··· Dataset
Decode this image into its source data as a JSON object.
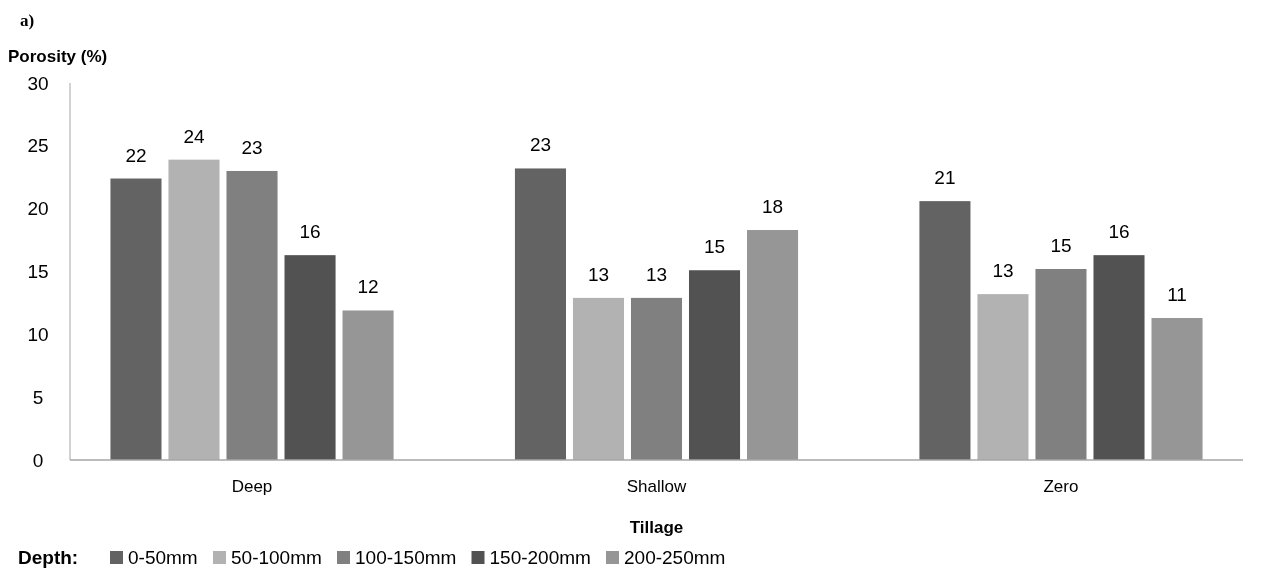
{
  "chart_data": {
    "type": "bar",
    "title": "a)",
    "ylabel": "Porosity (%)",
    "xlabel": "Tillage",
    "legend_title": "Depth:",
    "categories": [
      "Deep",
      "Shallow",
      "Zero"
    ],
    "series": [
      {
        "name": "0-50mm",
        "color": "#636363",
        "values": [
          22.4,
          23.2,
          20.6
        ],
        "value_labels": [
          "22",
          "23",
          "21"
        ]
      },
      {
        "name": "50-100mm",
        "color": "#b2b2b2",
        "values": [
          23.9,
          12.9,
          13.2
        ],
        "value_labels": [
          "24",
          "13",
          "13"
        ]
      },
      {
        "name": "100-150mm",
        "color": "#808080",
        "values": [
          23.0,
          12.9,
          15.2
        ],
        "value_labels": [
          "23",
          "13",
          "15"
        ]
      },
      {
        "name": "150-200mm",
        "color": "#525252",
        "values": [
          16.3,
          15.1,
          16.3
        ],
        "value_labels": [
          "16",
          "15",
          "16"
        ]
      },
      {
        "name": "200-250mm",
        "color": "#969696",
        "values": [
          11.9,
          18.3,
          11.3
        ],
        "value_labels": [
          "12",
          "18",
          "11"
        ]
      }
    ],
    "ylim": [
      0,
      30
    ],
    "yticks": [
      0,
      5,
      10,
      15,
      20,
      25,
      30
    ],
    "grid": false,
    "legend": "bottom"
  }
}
······
··· Dataset
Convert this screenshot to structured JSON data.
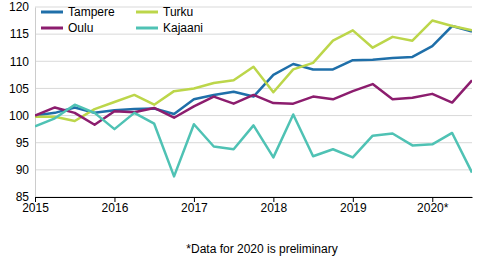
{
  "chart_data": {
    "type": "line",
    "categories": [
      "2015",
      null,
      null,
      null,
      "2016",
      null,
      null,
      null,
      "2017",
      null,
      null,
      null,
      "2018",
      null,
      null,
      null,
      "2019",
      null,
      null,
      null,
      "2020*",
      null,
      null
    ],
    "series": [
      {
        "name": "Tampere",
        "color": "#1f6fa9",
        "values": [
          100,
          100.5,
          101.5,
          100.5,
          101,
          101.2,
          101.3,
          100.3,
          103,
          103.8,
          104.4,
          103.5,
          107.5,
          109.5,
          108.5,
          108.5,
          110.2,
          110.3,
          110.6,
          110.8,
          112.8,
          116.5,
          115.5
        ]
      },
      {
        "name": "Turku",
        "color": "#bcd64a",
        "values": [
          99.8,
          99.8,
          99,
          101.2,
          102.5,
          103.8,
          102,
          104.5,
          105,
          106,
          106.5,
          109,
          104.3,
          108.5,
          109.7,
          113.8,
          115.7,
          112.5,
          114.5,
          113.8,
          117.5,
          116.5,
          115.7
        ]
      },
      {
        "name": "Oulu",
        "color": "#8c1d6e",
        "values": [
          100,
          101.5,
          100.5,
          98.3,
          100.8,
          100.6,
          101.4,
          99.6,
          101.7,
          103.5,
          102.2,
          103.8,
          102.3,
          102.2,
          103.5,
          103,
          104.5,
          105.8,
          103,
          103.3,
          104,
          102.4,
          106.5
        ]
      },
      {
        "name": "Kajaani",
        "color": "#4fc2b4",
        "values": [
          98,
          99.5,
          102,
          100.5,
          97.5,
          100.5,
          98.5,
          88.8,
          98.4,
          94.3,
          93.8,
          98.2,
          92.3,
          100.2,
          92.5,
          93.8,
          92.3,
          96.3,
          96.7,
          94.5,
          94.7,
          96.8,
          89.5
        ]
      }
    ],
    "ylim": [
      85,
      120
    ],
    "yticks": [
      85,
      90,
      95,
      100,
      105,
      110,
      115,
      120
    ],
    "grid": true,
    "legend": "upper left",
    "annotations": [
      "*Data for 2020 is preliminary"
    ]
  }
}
······
··· Dataset
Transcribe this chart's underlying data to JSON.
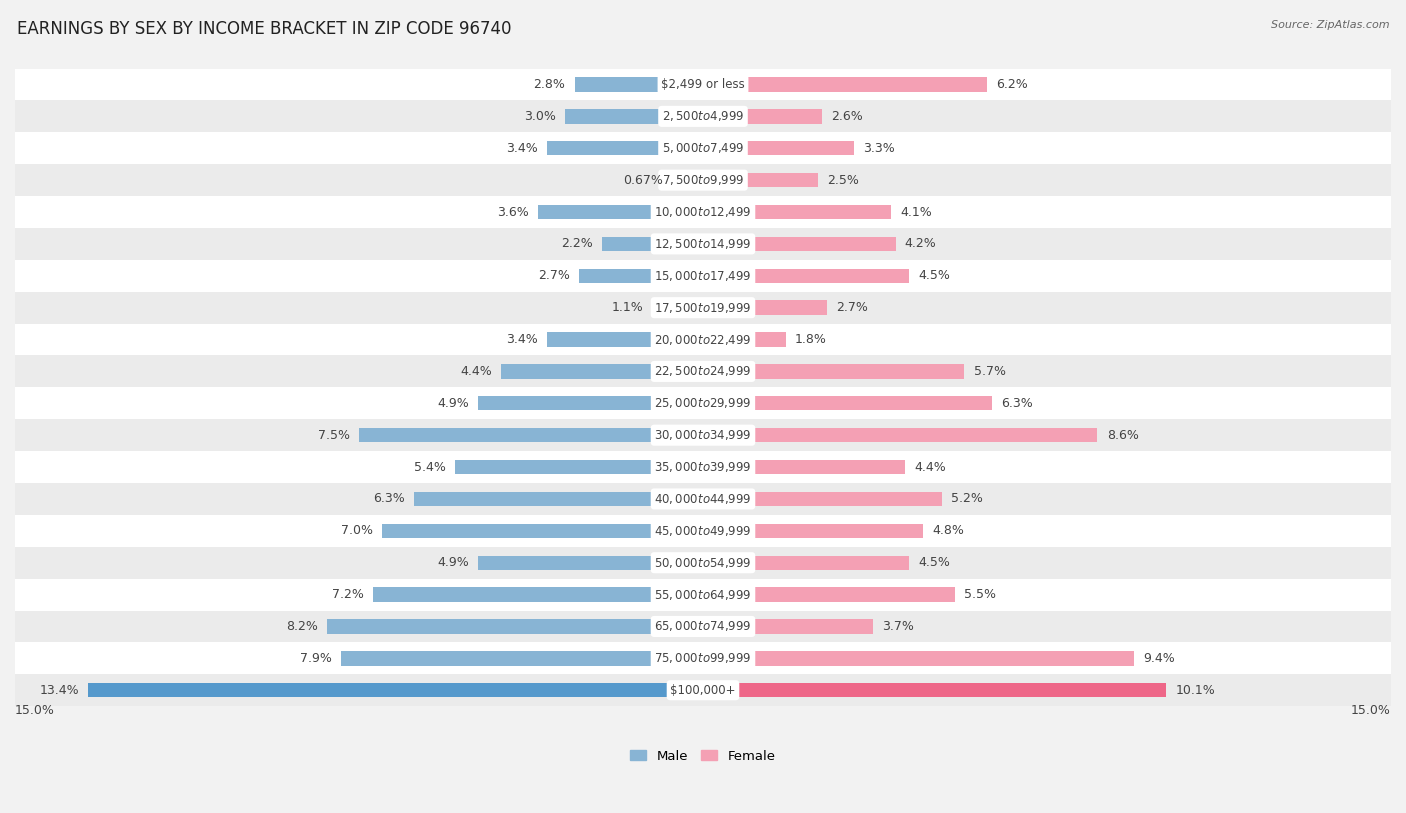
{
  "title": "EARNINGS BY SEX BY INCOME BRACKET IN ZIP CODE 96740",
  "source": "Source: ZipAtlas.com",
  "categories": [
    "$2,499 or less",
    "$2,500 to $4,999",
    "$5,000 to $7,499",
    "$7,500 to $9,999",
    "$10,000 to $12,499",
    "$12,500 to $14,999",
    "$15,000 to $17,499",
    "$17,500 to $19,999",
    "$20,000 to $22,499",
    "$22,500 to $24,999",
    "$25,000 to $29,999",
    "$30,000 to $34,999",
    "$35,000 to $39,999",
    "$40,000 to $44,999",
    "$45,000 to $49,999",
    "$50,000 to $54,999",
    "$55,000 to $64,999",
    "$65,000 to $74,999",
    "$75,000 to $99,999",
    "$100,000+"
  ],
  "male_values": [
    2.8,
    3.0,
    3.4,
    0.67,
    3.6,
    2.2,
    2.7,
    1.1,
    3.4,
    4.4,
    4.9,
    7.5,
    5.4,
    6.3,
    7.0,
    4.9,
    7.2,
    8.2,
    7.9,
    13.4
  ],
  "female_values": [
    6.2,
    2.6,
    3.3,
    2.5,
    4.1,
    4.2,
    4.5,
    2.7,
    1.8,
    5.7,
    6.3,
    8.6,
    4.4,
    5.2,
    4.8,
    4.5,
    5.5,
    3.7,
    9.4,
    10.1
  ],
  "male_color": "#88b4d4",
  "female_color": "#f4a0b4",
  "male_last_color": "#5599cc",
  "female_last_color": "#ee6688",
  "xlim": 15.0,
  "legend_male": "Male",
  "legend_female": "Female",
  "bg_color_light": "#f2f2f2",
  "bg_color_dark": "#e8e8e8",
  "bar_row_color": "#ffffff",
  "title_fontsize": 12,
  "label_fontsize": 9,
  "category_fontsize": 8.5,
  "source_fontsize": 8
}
······
* Exercise task
Filter the entries down to the lines containing "name". Copy each of those lines.

* Exercise solution
        "name": "0-50mm",
        "name": "50-100mm",
        "name": "100-150mm",
        "name": "150-200mm",
        "name": "200-250mm",
        "name": "Tampere",
        "name": "Turku",
        "name": "Oulu",
        "name": "Kajaani",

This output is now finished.